Given request
Give back the whole listing exactly as shown.

(Records)
+ + + + +
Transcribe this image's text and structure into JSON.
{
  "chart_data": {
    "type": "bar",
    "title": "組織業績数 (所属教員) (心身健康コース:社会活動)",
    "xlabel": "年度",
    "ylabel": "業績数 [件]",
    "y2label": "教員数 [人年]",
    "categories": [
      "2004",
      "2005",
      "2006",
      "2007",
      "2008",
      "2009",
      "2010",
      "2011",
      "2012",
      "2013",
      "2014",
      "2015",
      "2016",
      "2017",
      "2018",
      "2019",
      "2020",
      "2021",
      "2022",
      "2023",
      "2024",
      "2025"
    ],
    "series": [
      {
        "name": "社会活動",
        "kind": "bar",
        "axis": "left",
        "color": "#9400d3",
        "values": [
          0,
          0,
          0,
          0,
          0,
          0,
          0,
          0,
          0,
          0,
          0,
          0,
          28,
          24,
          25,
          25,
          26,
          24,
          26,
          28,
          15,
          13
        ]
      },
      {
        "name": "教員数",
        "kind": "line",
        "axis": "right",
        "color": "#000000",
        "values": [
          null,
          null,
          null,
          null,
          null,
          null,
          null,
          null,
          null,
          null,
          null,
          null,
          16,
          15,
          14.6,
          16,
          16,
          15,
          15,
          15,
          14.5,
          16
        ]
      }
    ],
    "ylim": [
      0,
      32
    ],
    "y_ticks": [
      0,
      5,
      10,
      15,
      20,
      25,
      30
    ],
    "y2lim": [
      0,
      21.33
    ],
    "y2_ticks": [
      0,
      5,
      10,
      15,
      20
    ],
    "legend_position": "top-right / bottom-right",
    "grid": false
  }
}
+ + + + +
Expected answer
Transcribe this image's text and structure into JSON.
{
  "chart_data": {
    "type": "bar",
    "title": "組織業績数 (所属教員) (心身健康コース:社会活動)",
    "xlabel": "年度",
    "ylabel": "業績数 [件]",
    "y2label": "教員数 [人年]",
    "categories": [
      "2004",
      "2005",
      "2006",
      "2007",
      "2008",
      "2009",
      "2010",
      "2011",
      "2012",
      "2013",
      "2014",
      "2015",
      "2016",
      "2017",
      "2018",
      "2019",
      "2020",
      "2021",
      "2022",
      "2023",
      "2024",
      "2025"
    ],
    "series": [
      {
        "name": "社会活動",
        "kind": "bar",
        "axis": "left",
        "color": "#9400d3",
        "values": [
          0,
          0,
          0,
          0,
          0,
          0,
          0,
          0,
          0,
          0,
          0,
          0,
          28,
          24,
          25,
          25,
          26,
          24,
          26,
          28,
          15,
          13
        ]
      },
      {
        "name": "教員数",
        "kind": "line",
        "axis": "right",
        "color": "#000000",
        "values": [
          null,
          null,
          null,
          null,
          null,
          null,
          null,
          null,
          null,
          null,
          null,
          null,
          16,
          15,
          14.6,
          16,
          16,
          15,
          15,
          15,
          14.5,
          16
        ]
      }
    ],
    "ylim": [
      0,
      32
    ],
    "y_ticks": [
      0,
      5,
      10,
      15,
      20,
      25,
      30
    ],
    "y2lim": [
      0,
      21.33
    ],
    "y2_ticks": [
      0,
      5,
      10,
      15,
      20
    ],
    "legend_position": "top-right / bottom-right",
    "grid": false
  }
}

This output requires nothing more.